EXERCISE MATERIALS start

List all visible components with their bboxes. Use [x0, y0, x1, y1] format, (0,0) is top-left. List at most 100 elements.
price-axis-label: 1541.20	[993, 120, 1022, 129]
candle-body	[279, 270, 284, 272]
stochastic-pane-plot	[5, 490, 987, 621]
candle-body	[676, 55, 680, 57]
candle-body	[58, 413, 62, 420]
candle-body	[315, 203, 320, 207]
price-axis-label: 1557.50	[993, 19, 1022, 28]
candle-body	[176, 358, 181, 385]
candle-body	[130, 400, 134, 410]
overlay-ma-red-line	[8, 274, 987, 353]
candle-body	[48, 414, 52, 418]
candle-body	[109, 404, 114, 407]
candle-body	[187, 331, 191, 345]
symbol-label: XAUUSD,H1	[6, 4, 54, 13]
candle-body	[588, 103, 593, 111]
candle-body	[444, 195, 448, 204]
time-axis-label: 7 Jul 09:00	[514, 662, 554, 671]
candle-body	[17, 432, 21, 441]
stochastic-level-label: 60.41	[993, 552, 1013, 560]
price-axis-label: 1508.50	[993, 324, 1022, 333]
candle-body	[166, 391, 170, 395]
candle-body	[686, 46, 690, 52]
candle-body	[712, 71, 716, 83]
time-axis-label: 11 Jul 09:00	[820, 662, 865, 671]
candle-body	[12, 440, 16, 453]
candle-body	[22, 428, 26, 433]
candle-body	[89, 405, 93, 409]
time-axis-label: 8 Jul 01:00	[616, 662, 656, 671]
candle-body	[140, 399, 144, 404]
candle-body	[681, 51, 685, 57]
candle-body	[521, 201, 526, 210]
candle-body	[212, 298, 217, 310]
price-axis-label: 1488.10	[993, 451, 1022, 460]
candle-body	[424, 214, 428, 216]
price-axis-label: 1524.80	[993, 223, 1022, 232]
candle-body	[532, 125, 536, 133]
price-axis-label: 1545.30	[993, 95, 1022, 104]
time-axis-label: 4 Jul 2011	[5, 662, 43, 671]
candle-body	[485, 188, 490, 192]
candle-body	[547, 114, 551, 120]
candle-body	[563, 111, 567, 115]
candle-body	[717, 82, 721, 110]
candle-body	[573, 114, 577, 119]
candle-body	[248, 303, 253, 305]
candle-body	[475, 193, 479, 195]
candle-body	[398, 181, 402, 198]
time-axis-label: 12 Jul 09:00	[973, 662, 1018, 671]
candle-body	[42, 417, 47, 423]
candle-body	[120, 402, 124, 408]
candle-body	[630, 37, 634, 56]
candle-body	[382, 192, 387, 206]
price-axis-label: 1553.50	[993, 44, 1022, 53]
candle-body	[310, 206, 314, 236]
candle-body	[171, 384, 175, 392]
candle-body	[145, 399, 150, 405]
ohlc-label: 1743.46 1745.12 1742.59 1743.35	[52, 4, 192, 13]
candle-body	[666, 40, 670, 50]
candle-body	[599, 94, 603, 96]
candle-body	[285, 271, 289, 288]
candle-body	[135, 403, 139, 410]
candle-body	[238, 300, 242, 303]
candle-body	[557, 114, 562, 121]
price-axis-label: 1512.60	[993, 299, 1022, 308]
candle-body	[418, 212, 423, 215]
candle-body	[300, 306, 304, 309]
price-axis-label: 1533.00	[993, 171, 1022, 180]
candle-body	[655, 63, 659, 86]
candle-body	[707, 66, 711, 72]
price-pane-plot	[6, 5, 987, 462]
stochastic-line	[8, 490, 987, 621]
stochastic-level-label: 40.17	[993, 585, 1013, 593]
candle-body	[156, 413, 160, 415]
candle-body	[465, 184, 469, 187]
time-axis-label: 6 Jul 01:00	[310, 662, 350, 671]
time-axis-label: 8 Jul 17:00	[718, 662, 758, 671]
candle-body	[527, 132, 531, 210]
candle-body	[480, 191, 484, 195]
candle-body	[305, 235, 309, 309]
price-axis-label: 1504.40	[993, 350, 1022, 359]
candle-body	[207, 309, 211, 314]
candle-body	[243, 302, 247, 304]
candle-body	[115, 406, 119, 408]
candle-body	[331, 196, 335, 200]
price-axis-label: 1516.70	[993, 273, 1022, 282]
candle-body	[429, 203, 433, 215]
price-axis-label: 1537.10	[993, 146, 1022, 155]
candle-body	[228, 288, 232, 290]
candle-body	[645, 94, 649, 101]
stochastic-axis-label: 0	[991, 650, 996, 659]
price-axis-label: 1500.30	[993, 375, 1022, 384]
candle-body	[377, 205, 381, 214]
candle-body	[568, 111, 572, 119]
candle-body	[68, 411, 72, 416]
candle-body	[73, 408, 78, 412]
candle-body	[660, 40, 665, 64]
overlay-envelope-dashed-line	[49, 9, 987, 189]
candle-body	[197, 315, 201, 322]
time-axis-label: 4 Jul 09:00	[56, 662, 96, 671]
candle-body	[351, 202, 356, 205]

EXERCISE MATERIALS end

* _SHORT TASK_: Please retype every row above, character for character, with no changes.

* _THE ANSWER_:
List all visible components with their bboxes. Use [x0, y0, x1, y1] format, (0,0) is top-left. List at most 100 elements.
price-axis-label: 1541.20	[993, 120, 1022, 129]
candle-body	[279, 270, 284, 272]
stochastic-pane-plot	[5, 490, 987, 621]
candle-body	[676, 55, 680, 57]
candle-body	[58, 413, 62, 420]
candle-body	[315, 203, 320, 207]
price-axis-label: 1557.50	[993, 19, 1022, 28]
candle-body	[176, 358, 181, 385]
candle-body	[130, 400, 134, 410]
overlay-ma-red-line	[8, 274, 987, 353]
candle-body	[48, 414, 52, 418]
candle-body	[109, 404, 114, 407]
candle-body	[187, 331, 191, 345]
symbol-label: XAUUSD,H1	[6, 4, 54, 13]
candle-body	[588, 103, 593, 111]
candle-body	[444, 195, 448, 204]
time-axis-label: 7 Jul 09:00	[514, 662, 554, 671]
candle-body	[17, 432, 21, 441]
stochastic-level-label: 60.41	[993, 552, 1013, 560]
price-axis-label: 1508.50	[993, 324, 1022, 333]
candle-body	[166, 391, 170, 395]
candle-body	[686, 46, 690, 52]
candle-body	[712, 71, 716, 83]
time-axis-label: 11 Jul 09:00	[820, 662, 865, 671]
candle-body	[12, 440, 16, 453]
candle-body	[22, 428, 26, 433]
candle-body	[89, 405, 93, 409]
time-axis-label: 8 Jul 01:00	[616, 662, 656, 671]
candle-body	[140, 399, 144, 404]
candle-body	[681, 51, 685, 57]
candle-body	[521, 201, 526, 210]
candle-body	[212, 298, 217, 310]
price-axis-label: 1488.10	[993, 451, 1022, 460]
candle-body	[424, 214, 428, 216]
price-axis-label: 1524.80	[993, 223, 1022, 232]
candle-body	[532, 125, 536, 133]
price-axis-label: 1545.30	[993, 95, 1022, 104]
time-axis-label: 4 Jul 2011	[5, 662, 43, 671]
candle-body	[485, 188, 490, 192]
candle-body	[547, 114, 551, 120]
candle-body	[563, 111, 567, 115]
candle-body	[717, 82, 721, 110]
candle-body	[573, 114, 577, 119]
candle-body	[248, 303, 253, 305]
candle-body	[475, 193, 479, 195]
candle-body	[398, 181, 402, 198]
time-axis-label: 12 Jul 09:00	[973, 662, 1018, 671]
candle-body	[42, 417, 47, 423]
candle-body	[120, 402, 124, 408]
candle-body	[630, 37, 634, 56]
candle-body	[382, 192, 387, 206]
price-axis-label: 1553.50	[993, 44, 1022, 53]
candle-body	[310, 206, 314, 236]
candle-body	[171, 384, 175, 392]
candle-body	[145, 399, 150, 405]
ohlc-label: 1743.46 1745.12 1742.59 1743.35	[52, 4, 192, 13]
candle-body	[666, 40, 670, 50]
candle-body	[599, 94, 603, 96]
candle-body	[285, 271, 289, 288]
candle-body	[135, 403, 139, 410]
candle-body	[238, 300, 242, 303]
candle-body	[557, 114, 562, 121]
price-axis-label: 1512.60	[993, 299, 1022, 308]
candle-body	[418, 212, 423, 215]
candle-body	[300, 306, 304, 309]
price-axis-label: 1533.00	[993, 171, 1022, 180]
candle-body	[655, 63, 659, 86]
candle-body	[707, 66, 711, 72]
price-pane-plot	[6, 5, 987, 462]
stochastic-line	[8, 490, 987, 621]
stochastic-level-label: 40.17	[993, 585, 1013, 593]
candle-body	[156, 413, 160, 415]
candle-body	[465, 184, 469, 187]
time-axis-label: 6 Jul 01:00	[310, 662, 350, 671]
time-axis-label: 8 Jul 17:00	[718, 662, 758, 671]
candle-body	[527, 132, 531, 210]
candle-body	[480, 191, 484, 195]
candle-body	[305, 235, 309, 309]
price-axis-label: 1504.40	[993, 350, 1022, 359]
candle-body	[207, 309, 211, 314]
candle-body	[243, 302, 247, 304]
candle-body	[115, 406, 119, 408]
candle-body	[331, 196, 335, 200]
price-axis-label: 1516.70	[993, 273, 1022, 282]
candle-body	[429, 203, 433, 215]
price-axis-label: 1537.10	[993, 146, 1022, 155]
candle-body	[228, 288, 232, 290]
candle-body	[645, 94, 649, 101]
stochastic-axis-label: 0	[991, 650, 996, 659]
price-axis-label: 1500.30	[993, 375, 1022, 384]
candle-body	[377, 205, 381, 214]
candle-body	[568, 111, 572, 119]
candle-body	[68, 411, 72, 416]
candle-body	[73, 408, 78, 412]
candle-body	[660, 40, 665, 64]
overlay-envelope-dashed-line	[49, 9, 987, 189]
candle-body	[197, 315, 201, 322]
time-axis-label: 4 Jul 09:00	[56, 662, 96, 671]
candle-body	[351, 202, 356, 205]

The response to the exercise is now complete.